TO BE DONE: Set each record down exactly, excluding all images.

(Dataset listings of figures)
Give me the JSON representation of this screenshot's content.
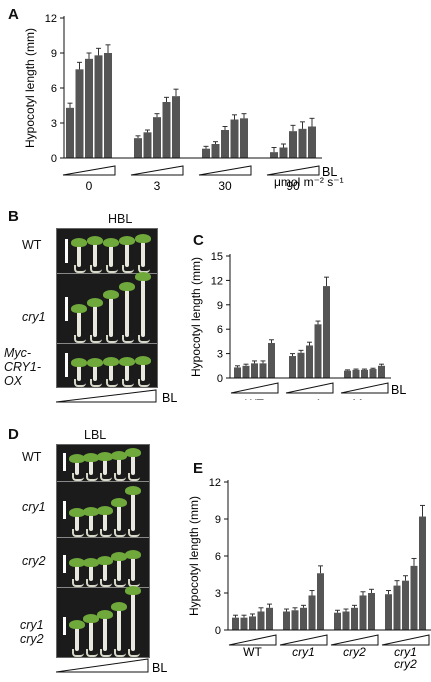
{
  "panels": {
    "A": {
      "label": "A"
    },
    "B": {
      "label": "B",
      "title": "HBL",
      "rows": [
        "WT",
        "cry1",
        "Myc-CRY1-OX"
      ],
      "bl": "BL"
    },
    "C": {
      "label": "C"
    },
    "D": {
      "label": "D",
      "title": "LBL",
      "rows": [
        "WT",
        "cry1",
        "cry2",
        "cry1 cry2"
      ],
      "bl": "BL"
    },
    "E": {
      "label": "E"
    }
  },
  "chart_data": [
    {
      "id": "A",
      "type": "bar",
      "ylabel": "Hypocotyl length (mm)",
      "ylim": [
        0,
        12
      ],
      "yticks": [
        0,
        3,
        6,
        9,
        12
      ],
      "groups": [
        "0",
        "3",
        "30",
        "90"
      ],
      "unit_label": "μmol m⁻² s⁻¹",
      "ramp_label": "BL",
      "values": [
        [
          4.3,
          7.6,
          8.5,
          8.8,
          9.0
        ],
        [
          1.7,
          2.2,
          3.5,
          4.8,
          5.3
        ],
        [
          0.8,
          1.2,
          2.4,
          3.3,
          3.4
        ],
        [
          0.5,
          0.9,
          2.3,
          2.5,
          2.7
        ]
      ],
      "errors": [
        [
          0.4,
          0.6,
          0.5,
          0.6,
          0.7
        ],
        [
          0.2,
          0.2,
          0.3,
          0.4,
          0.6
        ],
        [
          0.2,
          0.2,
          0.3,
          0.4,
          0.4
        ],
        [
          0.4,
          0.3,
          0.5,
          0.6,
          0.7
        ]
      ],
      "color": "#555555"
    },
    {
      "id": "C",
      "type": "bar",
      "ylabel": "Hypocotyl length (mm)",
      "ylim": [
        0,
        15
      ],
      "yticks": [
        0,
        3,
        6,
        9,
        12,
        15
      ],
      "groups": [
        "WT",
        "cry1",
        "Myc-CRY1-OX"
      ],
      "ramp_label": "BL",
      "values": [
        [
          1.3,
          1.5,
          1.8,
          1.8,
          4.3
        ],
        [
          2.7,
          3.1,
          4.0,
          6.6,
          11.3
        ],
        [
          0.9,
          1.0,
          1.0,
          1.1,
          1.5
        ]
      ],
      "errors": [
        [
          0.2,
          0.2,
          0.3,
          0.3,
          0.4
        ],
        [
          0.3,
          0.3,
          0.4,
          0.4,
          1.1
        ],
        [
          0.1,
          0.1,
          0.1,
          0.1,
          0.2
        ]
      ],
      "color": "#555555"
    },
    {
      "id": "E",
      "type": "bar",
      "ylabel": "Hypocotyl length (mm)",
      "ylim": [
        0,
        12
      ],
      "yticks": [
        0,
        3,
        6,
        9,
        12
      ],
      "groups": [
        "WT",
        "cry1",
        "cry2",
        "cry1 cry2"
      ],
      "ramp_label": "BL",
      "values": [
        [
          1.0,
          1.0,
          1.1,
          1.5,
          1.8
        ],
        [
          1.5,
          1.6,
          1.8,
          2.8,
          4.6
        ],
        [
          1.4,
          1.5,
          1.8,
          2.8,
          3.0
        ],
        [
          2.9,
          3.6,
          4.0,
          5.2,
          9.2
        ]
      ],
      "errors": [
        [
          0.2,
          0.2,
          0.2,
          0.3,
          0.3
        ],
        [
          0.2,
          0.2,
          0.2,
          0.4,
          0.6
        ],
        [
          0.2,
          0.2,
          0.2,
          0.3,
          0.3
        ],
        [
          0.3,
          0.4,
          0.4,
          0.6,
          0.9
        ]
      ],
      "color": "#555555"
    }
  ]
}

ANSWER FOR THE TASK:
Give me the JSON representation of this screenshot's content.
{
  "panels": {
    "A": {
      "label": "A"
    },
    "B": {
      "label": "B",
      "title": "HBL",
      "rows": [
        "WT",
        "cry1",
        "Myc-CRY1-OX"
      ],
      "bl": "BL"
    },
    "C": {
      "label": "C"
    },
    "D": {
      "label": "D",
      "title": "LBL",
      "rows": [
        "WT",
        "cry1",
        "cry2",
        "cry1 cry2"
      ],
      "bl": "BL"
    },
    "E": {
      "label": "E"
    }
  },
  "chart_data": [
    {
      "id": "A",
      "type": "bar",
      "ylabel": "Hypocotyl length (mm)",
      "ylim": [
        0,
        12
      ],
      "yticks": [
        0,
        3,
        6,
        9,
        12
      ],
      "groups": [
        "0",
        "3",
        "30",
        "90"
      ],
      "unit_label": "μmol m⁻² s⁻¹",
      "ramp_label": "BL",
      "values": [
        [
          4.3,
          7.6,
          8.5,
          8.8,
          9.0
        ],
        [
          1.7,
          2.2,
          3.5,
          4.8,
          5.3
        ],
        [
          0.8,
          1.2,
          2.4,
          3.3,
          3.4
        ],
        [
          0.5,
          0.9,
          2.3,
          2.5,
          2.7
        ]
      ],
      "errors": [
        [
          0.4,
          0.6,
          0.5,
          0.6,
          0.7
        ],
        [
          0.2,
          0.2,
          0.3,
          0.4,
          0.6
        ],
        [
          0.2,
          0.2,
          0.3,
          0.4,
          0.4
        ],
        [
          0.4,
          0.3,
          0.5,
          0.6,
          0.7
        ]
      ],
      "color": "#555555"
    },
    {
      "id": "C",
      "type": "bar",
      "ylabel": "Hypocotyl length (mm)",
      "ylim": [
        0,
        15
      ],
      "yticks": [
        0,
        3,
        6,
        9,
        12,
        15
      ],
      "groups": [
        "WT",
        "cry1",
        "Myc-CRY1-OX"
      ],
      "ramp_label": "BL",
      "values": [
        [
          1.3,
          1.5,
          1.8,
          1.8,
          4.3
        ],
        [
          2.7,
          3.1,
          4.0,
          6.6,
          11.3
        ],
        [
          0.9,
          1.0,
          1.0,
          1.1,
          1.5
        ]
      ],
      "errors": [
        [
          0.2,
          0.2,
          0.3,
          0.3,
          0.4
        ],
        [
          0.3,
          0.3,
          0.4,
          0.4,
          1.1
        ],
        [
          0.1,
          0.1,
          0.1,
          0.1,
          0.2
        ]
      ],
      "color": "#555555"
    },
    {
      "id": "E",
      "type": "bar",
      "ylabel": "Hypocotyl length (mm)",
      "ylim": [
        0,
        12
      ],
      "yticks": [
        0,
        3,
        6,
        9,
        12
      ],
      "groups": [
        "WT",
        "cry1",
        "cry2",
        "cry1 cry2"
      ],
      "ramp_label": "BL",
      "values": [
        [
          1.0,
          1.0,
          1.1,
          1.5,
          1.8
        ],
        [
          1.5,
          1.6,
          1.8,
          2.8,
          4.6
        ],
        [
          1.4,
          1.5,
          1.8,
          2.8,
          3.0
        ],
        [
          2.9,
          3.6,
          4.0,
          5.2,
          9.2
        ]
      ],
      "errors": [
        [
          0.2,
          0.2,
          0.2,
          0.3,
          0.3
        ],
        [
          0.2,
          0.2,
          0.2,
          0.4,
          0.6
        ],
        [
          0.2,
          0.2,
          0.2,
          0.3,
          0.3
        ],
        [
          0.3,
          0.4,
          0.4,
          0.6,
          0.9
        ]
      ],
      "color": "#555555"
    }
  ]
}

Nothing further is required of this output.